===== RECORDED INFORMATION
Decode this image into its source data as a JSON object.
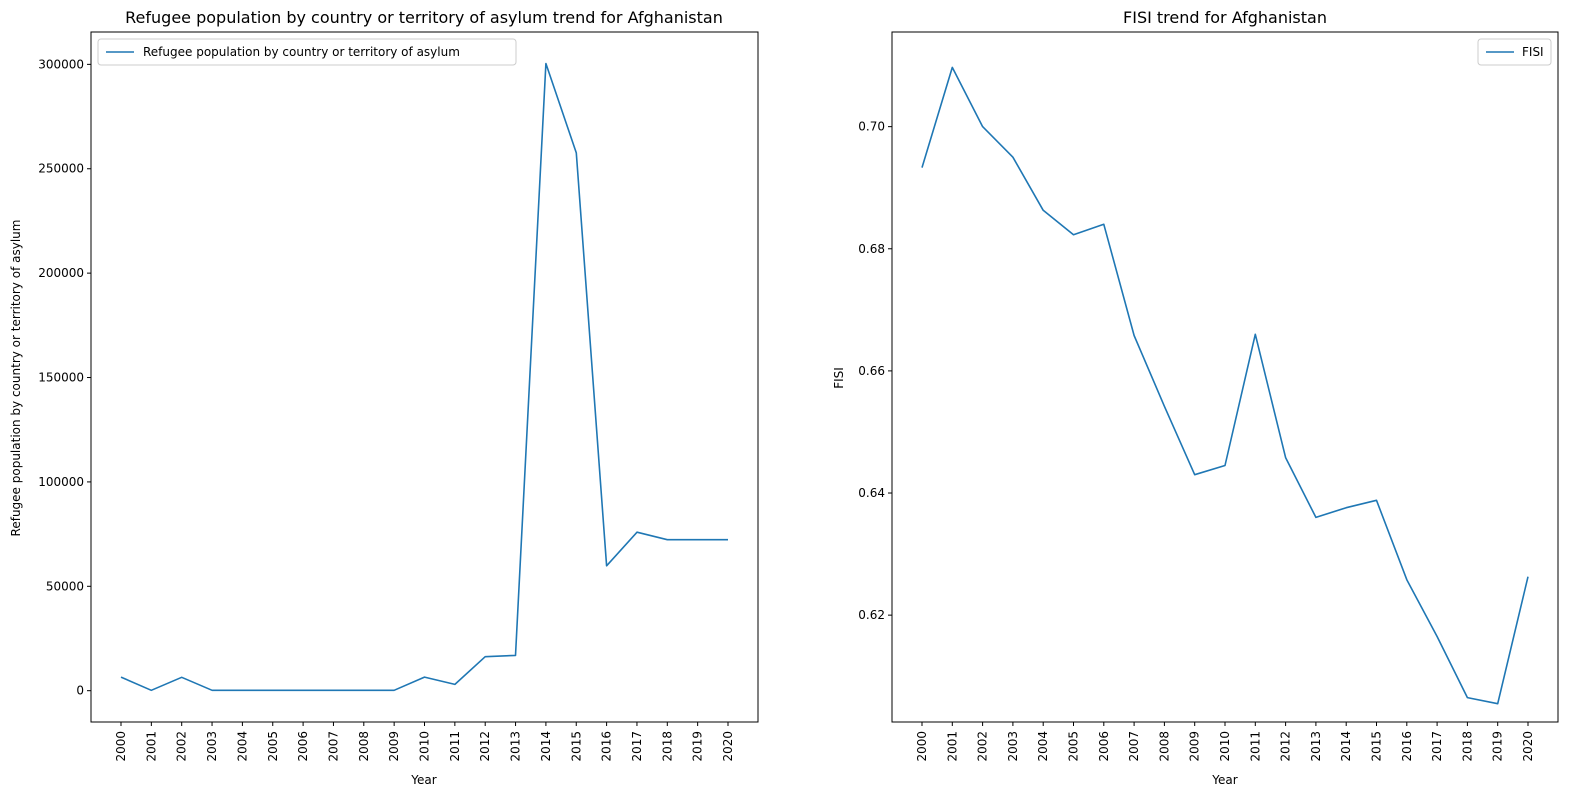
{
  "chart_data": [
    {
      "type": "line",
      "title": "Refugee population by country or territory of asylum trend for Afghanistan",
      "xlabel": "Year",
      "ylabel": "Refugee population by country or territory of asylum",
      "x": [
        "2000",
        "2001",
        "2002",
        "2003",
        "2004",
        "2005",
        "2006",
        "2007",
        "2008",
        "2009",
        "2010",
        "2011",
        "2012",
        "2013",
        "2014",
        "2015",
        "2016",
        "2017",
        "2018",
        "2019",
        "2020"
      ],
      "series": [
        {
          "name": "Refugee population by country or territory of asylum",
          "values": [
            6500,
            200,
            6400,
            200,
            200,
            200,
            200,
            200,
            200,
            200,
            6500,
            3000,
            16300,
            16900,
            300400,
            257600,
            59800,
            75900,
            72300,
            72300,
            72300
          ],
          "color": "#1f77b4"
        }
      ],
      "ylim": [
        -15000,
        315500
      ],
      "yticks": [
        0,
        50000,
        100000,
        150000,
        200000,
        250000,
        300000
      ],
      "ytick_labels": [
        "0",
        "50000",
        "100000",
        "150000",
        "200000",
        "250000",
        "300000"
      ],
      "legend": "top-left",
      "grid": false
    },
    {
      "type": "line",
      "title": "FISI trend for Afghanistan",
      "xlabel": "Year",
      "ylabel": "FISI",
      "x": [
        "2000",
        "2001",
        "2002",
        "2003",
        "2004",
        "2005",
        "2006",
        "2007",
        "2008",
        "2009",
        "2010",
        "2011",
        "2012",
        "2013",
        "2014",
        "2015",
        "2016",
        "2017",
        "2018",
        "2019",
        "2020"
      ],
      "series": [
        {
          "name": "FISI",
          "values": [
            0.6933,
            0.7097,
            0.7,
            0.695,
            0.6863,
            0.6823,
            0.684,
            0.6658,
            0.6542,
            0.643,
            0.6445,
            0.666,
            0.6458,
            0.636,
            0.6376,
            0.6388,
            0.6258,
            0.6165,
            0.6065,
            0.6055,
            0.6263
          ],
          "color": "#1f77b4"
        }
      ],
      "ylim": [
        0.6025,
        0.7155
      ],
      "yticks": [
        0.62,
        0.64,
        0.66,
        0.68,
        0.7
      ],
      "ytick_labels": [
        "0.62",
        "0.64",
        "0.66",
        "0.68",
        "0.70"
      ],
      "legend": "top-right",
      "grid": false
    }
  ]
}
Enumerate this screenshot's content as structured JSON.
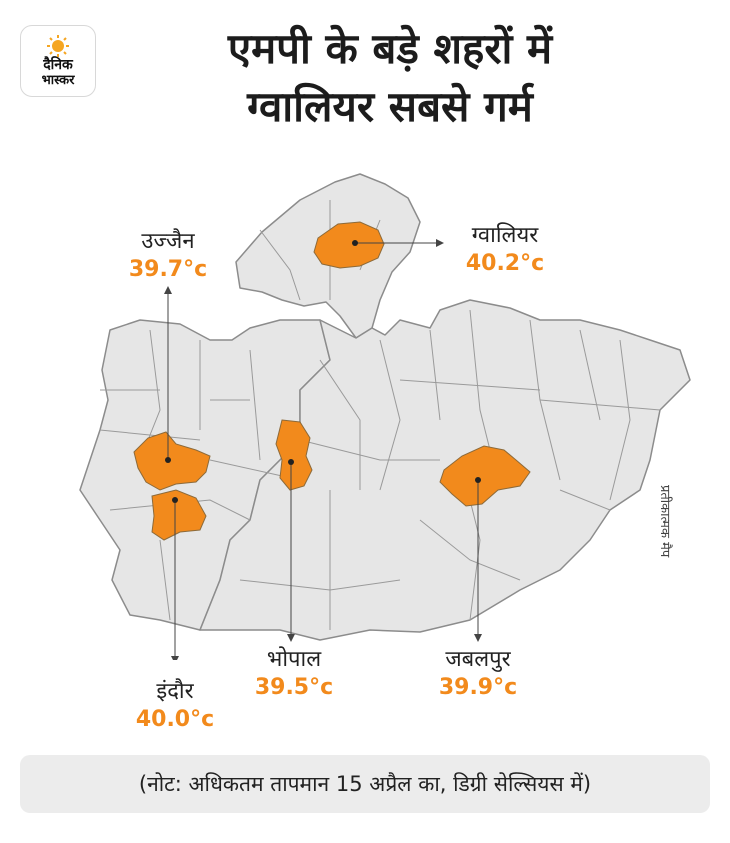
{
  "brand": {
    "line1": "दैनिक",
    "line2": "भास्कर"
  },
  "title": {
    "line1": "एमपी के बड़े शहरों में",
    "line2": "ग्वालियर सबसे गर्म"
  },
  "cities": {
    "ujjain": {
      "name": "उज्जैन",
      "temp": "39.7°c"
    },
    "gwalior": {
      "name": "ग्वालियर",
      "temp": "40.2°c"
    },
    "indore": {
      "name": "इंदौर",
      "temp": "40.0°c"
    },
    "bhopal": {
      "name": "भोपाल",
      "temp": "39.5°c"
    },
    "jabalpur": {
      "name": "जबलपुर",
      "temp": "39.9°c"
    }
  },
  "side_note": "प्रतीकात्मक मैप",
  "footer_note": "(नोट: अधिकतम तापमान 15 अप्रैल का, डिग्री सेल्सियस में)",
  "colors": {
    "highlight": "#f28a1c",
    "region_fill": "#e6e6e6",
    "border": "#8c8c8c"
  }
}
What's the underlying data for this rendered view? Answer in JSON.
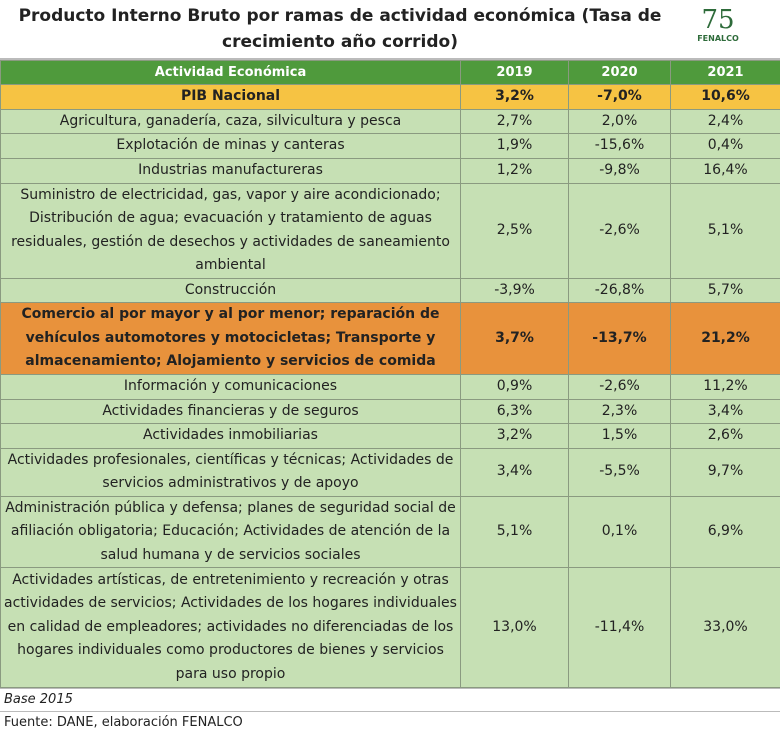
{
  "header": {
    "title": "Producto Interno Bruto por ramas de actividad económica (Tasa de crecimiento año corrido)",
    "logo_number": "75",
    "logo_name": "FENALCO"
  },
  "table": {
    "columns": [
      "Actividad Económica",
      "2019",
      "2020",
      "2021"
    ],
    "rows": [
      [
        "PIB Nacional",
        "3,2%",
        "-7,0%",
        "10,6%"
      ],
      [
        "Agricultura, ganadería, caza, silvicultura y pesca",
        "2,7%",
        "2,0%",
        "2,4%"
      ],
      [
        "Explotación de minas y canteras",
        "1,9%",
        "-15,6%",
        "0,4%"
      ],
      [
        "Industrias manufactureras",
        "1,2%",
        "-9,8%",
        "16,4%"
      ],
      [
        "Suministro de electricidad, gas, vapor y aire acondicionado; Distribución de agua; evacuación y tratamiento de aguas residuales, gestión de desechos y actividades de saneamiento ambiental",
        "2,5%",
        "-2,6%",
        "5,1%"
      ],
      [
        "Construcción",
        "-3,9%",
        "-26,8%",
        "5,7%"
      ],
      [
        "Comercio al por mayor y al por menor; reparación de vehículos automotores y motocicletas; Transporte y almacenamiento; Alojamiento y servicios de comida",
        "3,7%",
        "-13,7%",
        "21,2%"
      ],
      [
        "Información y comunicaciones",
        "0,9%",
        "-2,6%",
        "11,2%"
      ],
      [
        "Actividades financieras y de seguros",
        "6,3%",
        "2,3%",
        "3,4%"
      ],
      [
        "Actividades inmobiliarias",
        "3,2%",
        "1,5%",
        "2,6%"
      ],
      [
        "Actividades profesionales, científicas y técnicas; Actividades de servicios administrativos y de apoyo",
        "3,4%",
        "-5,5%",
        "9,7%"
      ],
      [
        "Administración pública y defensa; planes de seguridad social de afiliación obligatoria; Educación; Actividades de atención de la salud humana y de servicios sociales",
        "5,1%",
        "0,1%",
        "6,9%"
      ],
      [
        "Actividades artísticas, de entretenimiento y recreación y otras actividades de servicios; Actividades de los hogares individuales en calidad de empleadores; actividades no diferenciadas de los hogares individuales como productores de bienes y servicios para uso propio",
        "13,0%",
        "-11,4%",
        "33,0%"
      ]
    ]
  },
  "notes": [
    "Base 2015",
    "Fuente: DANE, elaboración FENALCO"
  ]
}
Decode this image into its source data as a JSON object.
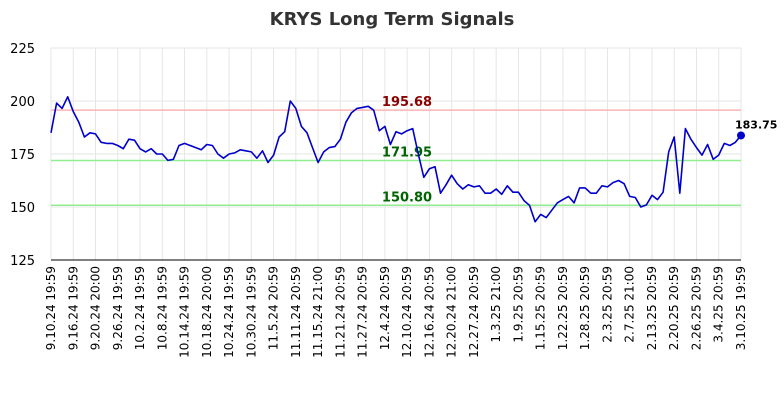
==========
> _TASK DIRECTIONS_:
Locate all lines that include the word "JSON" and copy them out.

> _RESULT FOR THIS EXERCISE_:
Decode this image into its source data as a JSON object.
Enumerate this screenshot's content as structured JSON.
What's the underlying data for this rendered view? Answer in JSON.
Decode this image into its source data as a JSON object.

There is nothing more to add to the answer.